▶ [DIRECTIONS]
Copy each line with the word "muestras" in it.

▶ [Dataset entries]
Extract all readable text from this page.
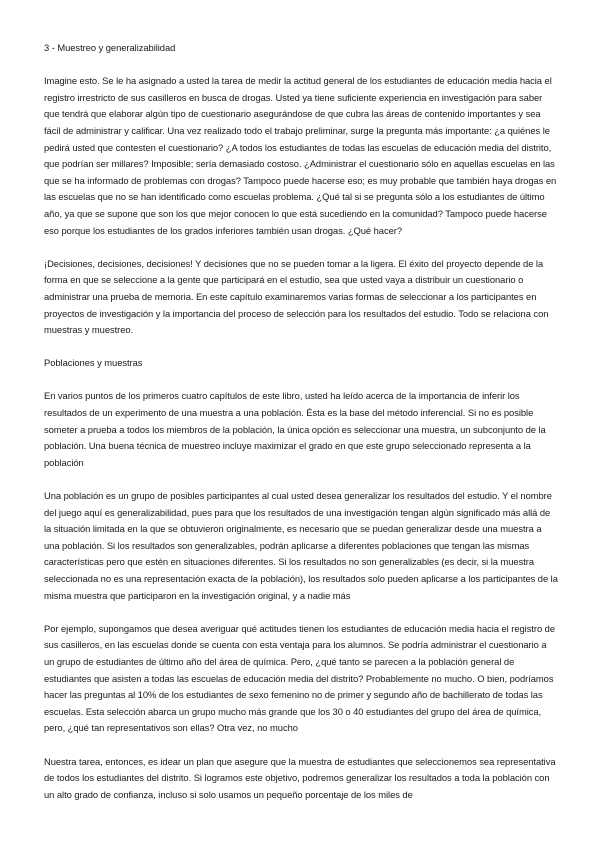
3 - Muestreo y generalizabilidad

Imagine esto. Se le ha asignado a usted la tarea de medir la actitud general de los estudiantes de educación media hacia el registro irrestricto de sus casilleros en busca de drogas. Usted ya tiene suficiente experiencia en investigación para saber que tendrá que elaborar algún tipo de cuestionario asegurándose de que cubra las áreas de contenido importantes y sea fácil de administrar y calificar. Una vez realizado todo el trabajo preliminar, surge la pregunta más importante: ¿a quiénes le pedirá usted que contesten el cuestionario? ¿A todos los estudiantes de todas las escuelas de educación media del distrito, que podrían ser millares? Imposible; sería demasiado costoso. ¿Administrar el cuestionario sólo en aquellas escuelas en las que se ha informado de problemas con drogas? Tampoco puede hacerse eso; es muy probable que también haya drogas en las escuelas que no se han identificado como escuelas problema. ¿Qué tal si se pregunta sólo a los estudiantes de último año, ya que se supone que son los que mejor conocen lo que está sucediendo en la comunidad? Tampoco puede hacerse eso porque los estudiantes de los grados inferiores también usan drogas. ¿Qué hacer?

¡Decisiones, decisiones, decisiones! Y decisiones que no se pueden tomar a la ligera. El éxito del proyecto depende de la forma en que se seleccione a la gente que participará en el estudio, sea que usted vaya a distribuir un cuestionario o administrar una prueba de memoria. En este capítulo examinaremos varias formas de seleccionar a los participantes en proyectos de investigación y la importancia del proceso de selección para los resultados del estudio. Todo se relaciona con muestras y muestreo.

Poblaciones y muestras

En varios puntos de los primeros cuatro capítulos de este libro, usted ha leído acerca de la importancia de inferir los resultados de un experimento de una muestra a una población. Ésta es la base del método inferencial. Si no es posible someter a prueba a todos los miembros de la población, la única opción es seleccionar una muestra, un subconjunto de la población. Una buena técnica de muestreo incluye maximizar el grado en que este grupo seleccionado representa a la población

Una población es un grupo de posibles participantes al cual usted desea generalizar los resultados del estudio. Y el nombre del juego aquí es generalizabilidad, pues para que los resultados de una investigación tengan algún significado más allá de la situación limitada en la que se obtuvieron originalmente, es necesario que se puedan generalizar desde una muestra a una población. Si los resultados son generalizables, podrán aplicarse a diferentes poblaciones que tengan las mismas características pero que estén en situaciones diferentes. Si los resultados no son generalizables (es decir, si la muestra seleccionada no es una representación exacta de la población), los resultados solo pueden aplicarse a los participantes de la misma muestra que participaron en la investigación original, y a nadie más

Por ejemplo, supongamos que desea averiguar qué actitudes tienen los estudiantes de educación media hacia el registro de sus casilleros, en las escuelas donde se cuenta con esta ventaja para los alumnos. Se podría administrar el cuestionario a un grupo de estudiantes de último año del área de química. Pero, ¿qué tanto se parecen a la población general de estudiantes que asisten a todas las escuelas de educación media del distrito? Probablemente no mucho. O bien, podríamos hacer las preguntas al 10% de los estudiantes de sexo femenino no de primer y segundo año de bachillerato de todas las escuelas. Esta selección abarca un grupo mucho más grande que los 30 o 40 estudiantes del grupo del área de química, pero, ¿qué tan representativos son ellas? Otra vez, no mucho

Nuestra tarea, entonces, es idear un plan que asegure que la muestra de estudiantes que seleccionemos sea representativa de todos los estudiantes del distrito. Si logramos este objetivo, podremos generalizar los resultados a toda la población con un alto grado de confianza, incluso si solo usamos un pequeño porcentaje de los miles de
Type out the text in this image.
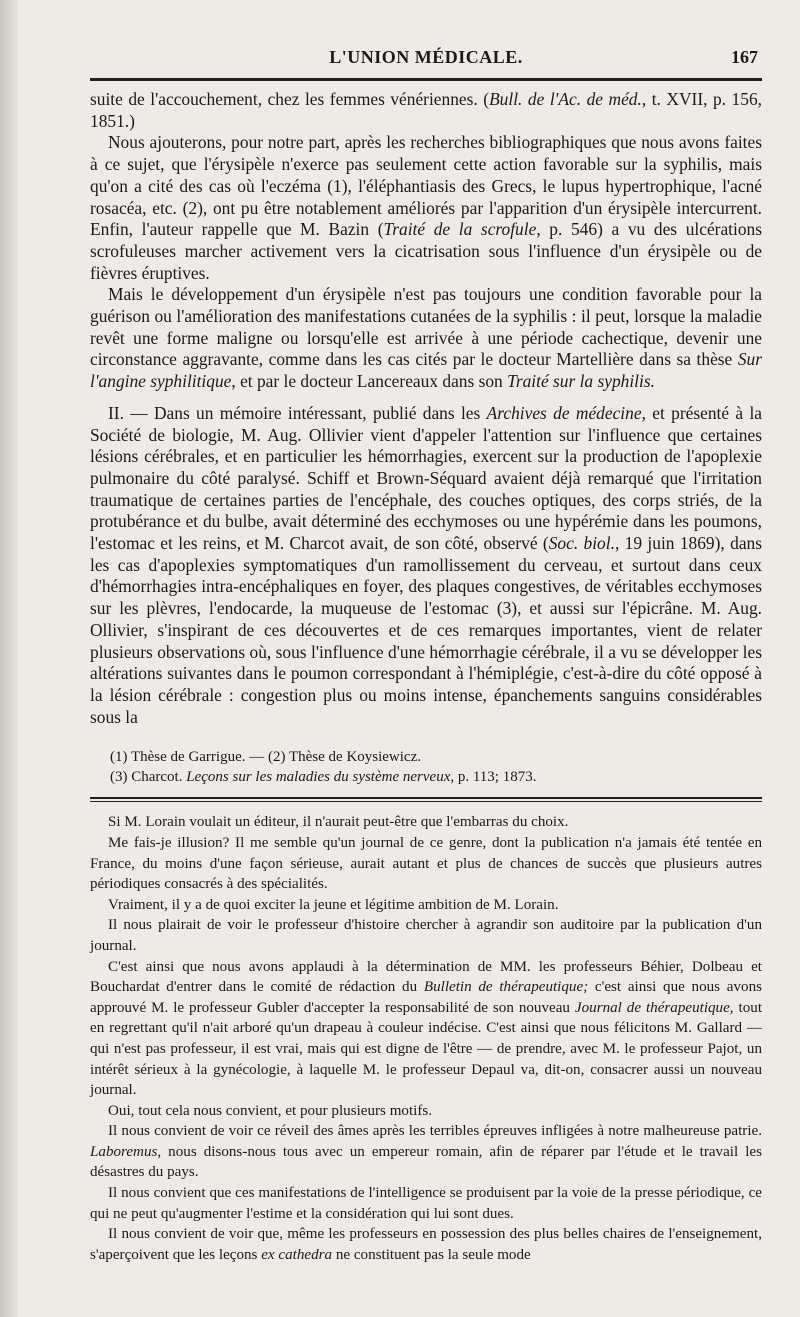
L'UNION MÉDICALE.	167

suite de l'accouchement, chez les femmes vénériennes. (Bull. de l'Ac. de méd., t. XVII, p. 156, 1851.)

Nous ajouterons, pour notre part, après les recherches bibliographiques que nous avons faites à ce sujet, que l'érysipèle n'exerce pas seulement cette action favorable sur la syphilis, mais qu'on a cité des cas où l'eczéma (1), l'éléphantiasis des Grecs, le lupus hypertrophique, l'acné rosacéa, etc. (2), ont pu être notablement améliorés par l'apparition d'un érysipèle intercurrent. Enfin, l'auteur rappelle que M. Bazin (Traité de la scrofule, p. 546) a vu des ulcérations scrofuleuses marcher activement vers la cicatrisation sous l'influence d'un érysipèle ou de fièvres éruptives.

Mais le développement d'un érysipèle n'est pas toujours une condition favorable pour la guérison ou l'amélioration des manifestations cutanées de la syphilis : il peut, lorsque la maladie revêt une forme maligne ou lorsqu'elle est arrivée à une période cachectique, devenir une circonstance aggravante, comme dans les cas cités par le docteur Martellière dans sa thèse Sur l'angine syphilitique, et par le docteur Lancereaux dans son Traité sur la syphilis.

II. — Dans un mémoire intéressant, publié dans les Archives de médecine, et présenté à la Société de biologie, M. Aug. Ollivier vient d'appeler l'attention sur l'influence que certaines lésions cérébrales, et en particulier les hémorrhagies, exercent sur la production de l'apoplexie pulmonaire du côté paralysé. Schiff et Brown-Séquard avaient déjà remarqué que l'irritation traumatique de certaines parties de l'encéphale, des couches optiques, des corps striés, de la protubérance et du bulbe, avait déterminé des ecchymoses ou une hypérémie dans les poumons, l'estomac et les reins, et M. Charcot avait, de son côté, observé (Soc. biol., 19 juin 1869), dans les cas d'apoplexies symptomatiques d'un ramollissement du cerveau, et surtout dans ceux d'hémorrhagies intra-encéphaliques en foyer, des plaques congestives, de véritables ecchymoses sur les plèvres, l'endocarde, la muqueuse de l'estomac (3), et aussi sur l'épicrâne. M. Aug. Ollivier, s'inspirant de ces découvertes et de ces remarques importantes, vient de relater plusieurs observations où, sous l'influence d'une hémorrhagie cérébrale, il a vu se développer les altérations suivantes dans le poumon correspondant à l'hémiplégie, c'est-à-dire du côté opposé à la lésion cérébrale : congestion plus ou moins intense, épanchements sanguins considérables sous la

(1) Thèse de Garrigue. — (2) Thèse de Koysiewicz.
(3) Charcot. Leçons sur les maladies du système nerveux, p. 113; 1873.

Si M. Lorain voulait un éditeur, il n'aurait peut-être que l'embarras du choix.

Me fais-je illusion? Il me semble qu'un journal de ce genre, dont la publication n'a jamais été tentée en France, du moins d'une façon sérieuse, aurait autant et plus de chances de succès que plusieurs autres périodiques consacrés à des spécialités.

Vraiment, il y a de quoi exciter la jeune et légitime ambition de M. Lorain.

Il nous plairait de voir le professeur d'histoire chercher à agrandir son auditoire par la publication d'un journal.

C'est ainsi que nous avons applaudi à la détermination de MM. les professeurs Béhier, Dolbeau et Bouchardat d'entrer dans le comité de rédaction du Bulletin de thérapeutique; c'est ainsi que nous avons approuvé M. le professeur Gubler d'accepter la responsabilité de son nouveau Journal de thérapeutique, tout en regrettant qu'il n'ait arboré qu'un drapeau à couleur indécise. C'est ainsi que nous félicitons M. Gallard — qui n'est pas professeur, il est vrai, mais qui est digne de l'être — de prendre, avec M. le professeur Pajot, un intérêt sérieux à la gynécologie, à laquelle M. le professeur Depaul va, dit-on, consacrer aussi un nouveau journal.

Oui, tout cela nous convient, et pour plusieurs motifs.

Il nous convient de voir ce réveil des âmes après les terribles épreuves infligées à notre malheureuse patrie. Laboremus, nous disons-nous tous avec un empereur romain, afin de réparer par l'étude et le travail les désastres du pays.

Il nous convient que ces manifestations de l'intelligence se produisent par la voie de la presse périodique, ce qui ne peut qu'augmenter l'estime et la considération qui lui sont dues.

Il nous convient de voir que, même les professeurs en possession des plus belles chaires de l'enseignement, s'aperçoivent que les leçons ex cathedra ne constituent pas la seule mode
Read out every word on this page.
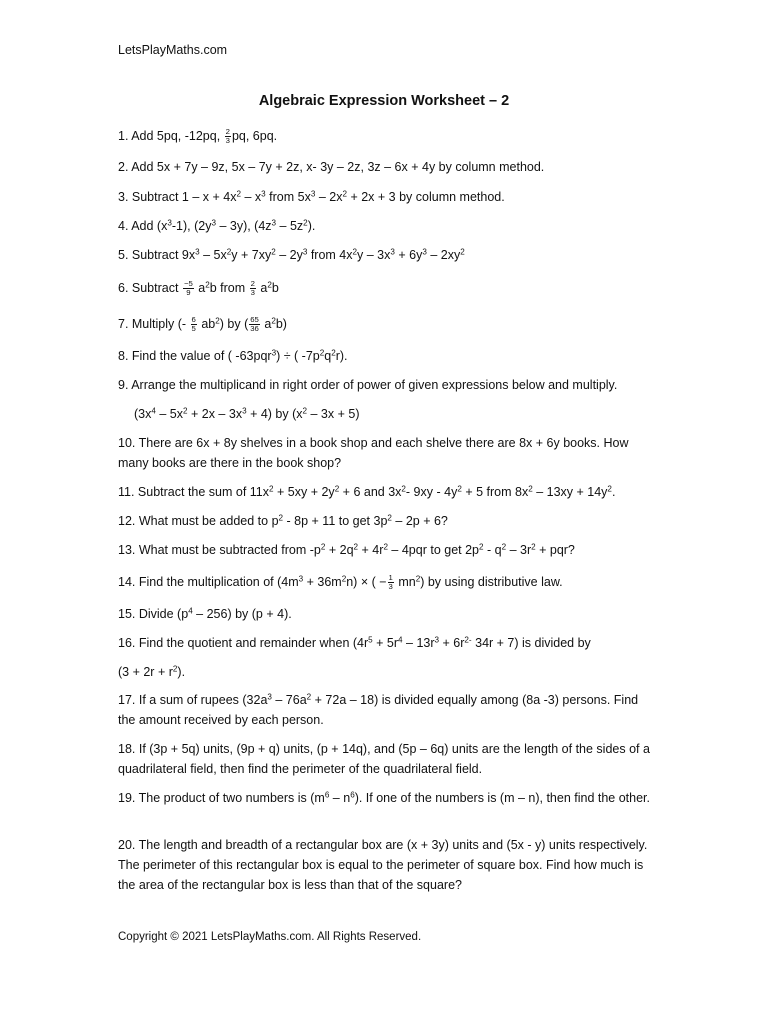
LetsPlayMaths.com
Algebraic Expression Worksheet – 2
1. Add 5pq, -12pq, $\frac{2}{3}$ pq, 6pq.
2. Add 5x + 7y – 9z, 5x – 7y + 2z, x- 3y – 2z, 3z – 6x + 4y by column method.
3. Subtract $1 - x + 4x^2 - x^3$ from $5x^3 - 2x^2 + 2x + 3$ by column method.
4. Add $(x^3-1)$, $(2y^3 - 3y)$, $(4z^3 - 5z^2)$.
5. Subtract $9x^3 - 5x^2y + 7xy^2 - 2y^3$ from $4x^2y - 3x^3 + 6y^3 - 2xy^2$
6. Subtract $\frac{-5}{9} a^2b$ from $\frac{2}{3} a^2b$
7. Multiply (- $\frac{6}{5} ab^2$) by ( $\frac{65}{36} a^2b$)
8. Find the value of ( -63pqr$^3$) ÷ ( $-7p^2q^2r$).
9. Arrange the multiplicand in right order of power of given expressions below and multiply.
$(3x^4 - 5x^2 + 2x - 3x^3 + 4)$ by $(x^2 - 3x + 5)$
10. There are 6x + 8y shelves in a book shop and each shelve there are 8x + 6y books. How many books are there in the book shop?
11. Subtract the sum of $11x^2 + 5xy + 2y^2 + 6$ and $3x^2-$ $9xy - 4y^2 + 5$ from $8x^2 - 13xy + 14y^2$.
12. What must be added to $p^2 - 8p + 11$ to get $3p^2 - 2p + 6$?
13. What must be subtracted from $-p^2 + 2q^2 + 4r^2 - 4pqr$ to get $2p^2 - q^2 - 3r^2$ + pqr?
14. Find the multiplication of $(4m^3 + 36m^2n)$ × ( − $\frac{1}{3} mn^2$) by using distributive law.
15. Divide $(p^4 - 256)$ by (p + 4).
16. Find the quotient and remainder when ($4r^5 + 5r^4 - 13r^3 + 6r^{2-}$ 34r + 7) is divided by
$(3 + 2r + r^2)$.
17. If a sum of rupees $(32a^3 - 76a^2 + 72a - 18)$ is divided equally among (8a -3) persons. Find the amount received by each person.
18. If (3p + 5q) units, (9p + q) units, (p + 14q), and (5p – 6q) units are the length of the sides of a quadrilateral field, then find the perimeter of the quadrilateral field.
19. The product of two numbers is $(m^6 - n^6)$. If one of the numbers is (m – n), then find the other.
20. The length and breadth of a rectangular box are (x + 3y) units and (5x - y) units respectively. The perimeter of this rectangular box is equal to the perimeter of square box. Find how much is the area of the rectangular box is less than that of the square?
Copyright © 2021 LetsPlayMaths.com. All Rights Reserved.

▶ [ANSWER TO THE EXERCISE]
¡Decisiones, decisiones, decisiones! Y decisiones que no se pueden tomar a la ligera. El éxito del proyecto depende de la forma en que se seleccione a la gente que participará en el estudio, sea que usted vaya a distribuir un cuestionario o administrar una prueba de memoria. En este capítulo examinaremos varias formas de seleccionar a los participantes en proyectos de investigación y la importancia del proceso de selección para los resultados del estudio. Todo se relaciona con muestras y muestreo.
Poblaciones y muestras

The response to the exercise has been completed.